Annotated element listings
╭──

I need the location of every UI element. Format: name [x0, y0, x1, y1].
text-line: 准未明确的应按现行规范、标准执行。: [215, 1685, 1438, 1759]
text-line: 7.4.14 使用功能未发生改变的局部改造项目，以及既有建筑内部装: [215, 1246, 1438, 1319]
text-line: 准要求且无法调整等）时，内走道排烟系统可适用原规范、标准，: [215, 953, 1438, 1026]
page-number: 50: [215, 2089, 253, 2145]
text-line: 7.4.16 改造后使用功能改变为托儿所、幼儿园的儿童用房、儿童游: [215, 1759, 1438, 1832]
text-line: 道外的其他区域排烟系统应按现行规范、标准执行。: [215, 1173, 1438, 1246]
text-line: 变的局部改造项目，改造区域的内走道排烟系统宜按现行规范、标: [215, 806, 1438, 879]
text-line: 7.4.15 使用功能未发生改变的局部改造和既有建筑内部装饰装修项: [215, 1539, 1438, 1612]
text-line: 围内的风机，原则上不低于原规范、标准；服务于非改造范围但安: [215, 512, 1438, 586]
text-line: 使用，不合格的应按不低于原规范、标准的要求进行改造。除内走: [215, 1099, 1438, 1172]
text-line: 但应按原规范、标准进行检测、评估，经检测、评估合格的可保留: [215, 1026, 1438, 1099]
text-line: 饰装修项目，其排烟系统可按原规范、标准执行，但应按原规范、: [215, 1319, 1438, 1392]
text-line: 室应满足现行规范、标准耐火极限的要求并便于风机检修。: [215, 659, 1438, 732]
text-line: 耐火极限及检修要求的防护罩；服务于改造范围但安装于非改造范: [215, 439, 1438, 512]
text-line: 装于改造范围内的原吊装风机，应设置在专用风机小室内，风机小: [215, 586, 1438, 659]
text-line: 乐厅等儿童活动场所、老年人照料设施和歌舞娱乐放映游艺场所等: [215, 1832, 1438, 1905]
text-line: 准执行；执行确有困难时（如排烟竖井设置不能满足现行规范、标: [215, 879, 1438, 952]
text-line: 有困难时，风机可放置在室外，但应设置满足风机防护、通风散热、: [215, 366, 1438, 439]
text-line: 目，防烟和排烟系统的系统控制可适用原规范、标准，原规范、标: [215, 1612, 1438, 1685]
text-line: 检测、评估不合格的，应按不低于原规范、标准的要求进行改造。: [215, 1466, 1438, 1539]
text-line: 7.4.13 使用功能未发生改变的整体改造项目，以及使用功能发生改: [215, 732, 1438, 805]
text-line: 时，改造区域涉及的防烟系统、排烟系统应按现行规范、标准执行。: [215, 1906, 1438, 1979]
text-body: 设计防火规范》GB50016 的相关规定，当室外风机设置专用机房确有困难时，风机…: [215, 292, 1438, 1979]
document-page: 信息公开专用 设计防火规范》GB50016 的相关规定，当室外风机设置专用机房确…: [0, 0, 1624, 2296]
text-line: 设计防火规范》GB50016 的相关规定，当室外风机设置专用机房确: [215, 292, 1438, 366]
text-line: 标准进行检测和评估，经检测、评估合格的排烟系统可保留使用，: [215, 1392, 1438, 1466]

╰──

TASK TO COMPLETE: Reproduce every line of the entries above word for word, with no changes.

FINAL RESULT:
I need the location of every UI element. Format: name [x0, y0, x1, y1].
text-line: 准未明确的应按现行规范、标准执行。: [215, 1685, 1438, 1759]
text-line: 7.4.14 使用功能未发生改变的局部改造项目，以及既有建筑内部装: [215, 1246, 1438, 1319]
text-line: 准要求且无法调整等）时，内走道排烟系统可适用原规范、标准，: [215, 953, 1438, 1026]
page-number: 50: [215, 2089, 253, 2145]
text-line: 7.4.16 改造后使用功能改变为托儿所、幼儿园的儿童用房、儿童游: [215, 1759, 1438, 1832]
text-line: 道外的其他区域排烟系统应按现行规范、标准执行。: [215, 1173, 1438, 1246]
text-line: 变的局部改造项目，改造区域的内走道排烟系统宜按现行规范、标: [215, 806, 1438, 879]
text-line: 7.4.15 使用功能未发生改变的局部改造和既有建筑内部装饰装修项: [215, 1539, 1438, 1612]
text-line: 围内的风机，原则上不低于原规范、标准；服务于非改造范围但安: [215, 512, 1438, 586]
text-line: 使用，不合格的应按不低于原规范、标准的要求进行改造。除内走: [215, 1099, 1438, 1172]
text-line: 但应按原规范、标准进行检测、评估，经检测、评估合格的可保留: [215, 1026, 1438, 1099]
text-line: 饰装修项目，其排烟系统可按原规范、标准执行，但应按原规范、: [215, 1319, 1438, 1392]
text-line: 室应满足现行规范、标准耐火极限的要求并便于风机检修。: [215, 659, 1438, 732]
text-line: 耐火极限及检修要求的防护罩；服务于改造范围但安装于非改造范: [215, 439, 1438, 512]
text-line: 装于改造范围内的原吊装风机，应设置在专用风机小室内，风机小: [215, 586, 1438, 659]
text-line: 乐厅等儿童活动场所、老年人照料设施和歌舞娱乐放映游艺场所等: [215, 1832, 1438, 1905]
text-line: 准执行；执行确有困难时（如排烟竖井设置不能满足现行规范、标: [215, 879, 1438, 952]
text-line: 有困难时，风机可放置在室外，但应设置满足风机防护、通风散热、: [215, 366, 1438, 439]
text-line: 目，防烟和排烟系统的系统控制可适用原规范、标准，原规范、标: [215, 1612, 1438, 1685]
text-line: 检测、评估不合格的，应按不低于原规范、标准的要求进行改造。: [215, 1466, 1438, 1539]
text-line: 7.4.13 使用功能未发生改变的整体改造项目，以及使用功能发生改: [215, 732, 1438, 805]
text-line: 时，改造区域涉及的防烟系统、排烟系统应按现行规范、标准执行。: [215, 1906, 1438, 1979]
text-body: 设计防火规范》GB50016 的相关规定，当室外风机设置专用机房确有困难时，风机…: [215, 292, 1438, 1979]
document-page: 信息公开专用 设计防火规范》GB50016 的相关规定，当室外风机设置专用机房确…: [0, 0, 1624, 2296]
text-line: 设计防火规范》GB50016 的相关规定，当室外风机设置专用机房确: [215, 292, 1438, 366]
text-line: 标准进行检测和评估，经检测、评估合格的排烟系统可保留使用，: [215, 1392, 1438, 1466]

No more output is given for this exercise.